PROBLEM DESCRIPTION: Within the listing below, locate all lines containing the word "this". Copy each one.

**** MATERIAL TO PROCESS ****

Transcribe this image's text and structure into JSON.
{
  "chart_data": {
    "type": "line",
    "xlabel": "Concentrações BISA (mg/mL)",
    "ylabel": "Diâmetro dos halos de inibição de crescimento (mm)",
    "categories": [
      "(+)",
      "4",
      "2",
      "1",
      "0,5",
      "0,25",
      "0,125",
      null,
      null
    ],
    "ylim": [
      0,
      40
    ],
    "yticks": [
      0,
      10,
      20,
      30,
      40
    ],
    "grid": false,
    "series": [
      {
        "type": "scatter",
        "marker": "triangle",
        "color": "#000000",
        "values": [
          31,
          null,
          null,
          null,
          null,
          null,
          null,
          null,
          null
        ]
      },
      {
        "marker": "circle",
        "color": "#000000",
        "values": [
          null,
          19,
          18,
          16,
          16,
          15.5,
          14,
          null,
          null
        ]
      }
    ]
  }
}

****
**** MATERIAL TO PROCESS ****

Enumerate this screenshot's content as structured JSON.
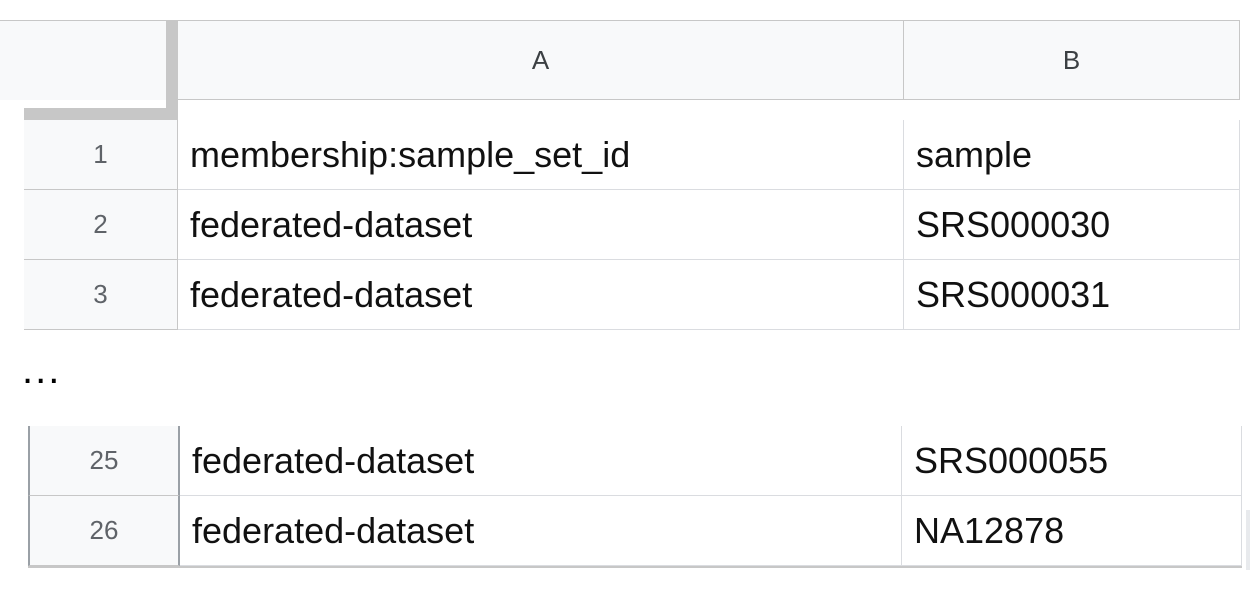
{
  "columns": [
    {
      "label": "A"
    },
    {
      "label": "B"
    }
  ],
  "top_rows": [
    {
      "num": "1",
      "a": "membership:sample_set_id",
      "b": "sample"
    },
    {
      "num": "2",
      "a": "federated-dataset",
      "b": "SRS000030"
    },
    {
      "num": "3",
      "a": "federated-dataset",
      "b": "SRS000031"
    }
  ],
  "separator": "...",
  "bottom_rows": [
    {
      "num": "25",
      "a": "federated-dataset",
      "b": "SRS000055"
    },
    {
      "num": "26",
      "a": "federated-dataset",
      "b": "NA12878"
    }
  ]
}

****

FULL RESPONSE:
Transcribe this image's text and structure into JSON.
Enumerate this screenshot's content as structured JSON.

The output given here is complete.